> **Task goal**: Look for "JSON" in each line of the entries, and return the matching lines.
+---+
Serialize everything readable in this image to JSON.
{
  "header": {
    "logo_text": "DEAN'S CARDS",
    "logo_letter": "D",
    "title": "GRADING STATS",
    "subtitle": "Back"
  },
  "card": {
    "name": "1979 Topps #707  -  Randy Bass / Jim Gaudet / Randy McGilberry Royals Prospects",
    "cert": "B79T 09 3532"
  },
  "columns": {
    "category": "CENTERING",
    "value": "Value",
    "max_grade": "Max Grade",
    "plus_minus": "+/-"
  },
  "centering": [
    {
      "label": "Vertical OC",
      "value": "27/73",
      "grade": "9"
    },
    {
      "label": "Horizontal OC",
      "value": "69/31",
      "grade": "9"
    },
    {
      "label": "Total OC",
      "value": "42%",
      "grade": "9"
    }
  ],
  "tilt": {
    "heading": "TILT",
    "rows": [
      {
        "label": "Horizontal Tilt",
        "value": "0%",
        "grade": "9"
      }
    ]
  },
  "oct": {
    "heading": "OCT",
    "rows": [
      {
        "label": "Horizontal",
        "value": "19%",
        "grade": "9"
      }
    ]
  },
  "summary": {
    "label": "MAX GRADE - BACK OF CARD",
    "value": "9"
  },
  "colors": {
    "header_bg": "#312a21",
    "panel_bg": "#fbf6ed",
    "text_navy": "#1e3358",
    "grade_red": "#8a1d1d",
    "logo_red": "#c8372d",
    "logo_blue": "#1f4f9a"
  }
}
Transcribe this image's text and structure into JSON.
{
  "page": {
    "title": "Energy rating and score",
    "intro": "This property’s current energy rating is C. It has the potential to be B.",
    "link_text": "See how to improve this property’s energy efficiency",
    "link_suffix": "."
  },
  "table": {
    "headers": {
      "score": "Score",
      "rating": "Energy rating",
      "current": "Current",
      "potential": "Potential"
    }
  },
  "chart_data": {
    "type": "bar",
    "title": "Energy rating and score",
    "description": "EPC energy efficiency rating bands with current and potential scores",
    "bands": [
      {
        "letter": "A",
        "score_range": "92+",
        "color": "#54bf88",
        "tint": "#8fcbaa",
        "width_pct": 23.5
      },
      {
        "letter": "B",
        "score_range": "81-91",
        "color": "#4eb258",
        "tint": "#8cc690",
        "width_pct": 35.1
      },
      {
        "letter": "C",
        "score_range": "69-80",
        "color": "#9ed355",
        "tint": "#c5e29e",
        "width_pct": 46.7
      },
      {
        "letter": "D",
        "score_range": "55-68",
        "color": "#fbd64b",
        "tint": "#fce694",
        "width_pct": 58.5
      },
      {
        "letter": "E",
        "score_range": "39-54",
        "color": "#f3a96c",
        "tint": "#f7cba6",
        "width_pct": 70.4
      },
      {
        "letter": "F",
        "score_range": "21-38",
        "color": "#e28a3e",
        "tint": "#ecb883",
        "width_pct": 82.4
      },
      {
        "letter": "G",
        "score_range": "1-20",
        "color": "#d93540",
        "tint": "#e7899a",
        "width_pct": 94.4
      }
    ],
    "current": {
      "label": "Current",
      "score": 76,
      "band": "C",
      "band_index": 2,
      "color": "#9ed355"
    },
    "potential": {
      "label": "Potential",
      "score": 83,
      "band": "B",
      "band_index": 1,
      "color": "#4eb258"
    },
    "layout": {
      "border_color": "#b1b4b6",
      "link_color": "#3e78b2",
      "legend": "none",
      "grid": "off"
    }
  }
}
+---+
> **Completed task**:
Serialize everything readable in this image to JSON.
Transcribe this image's text and structure into JSON.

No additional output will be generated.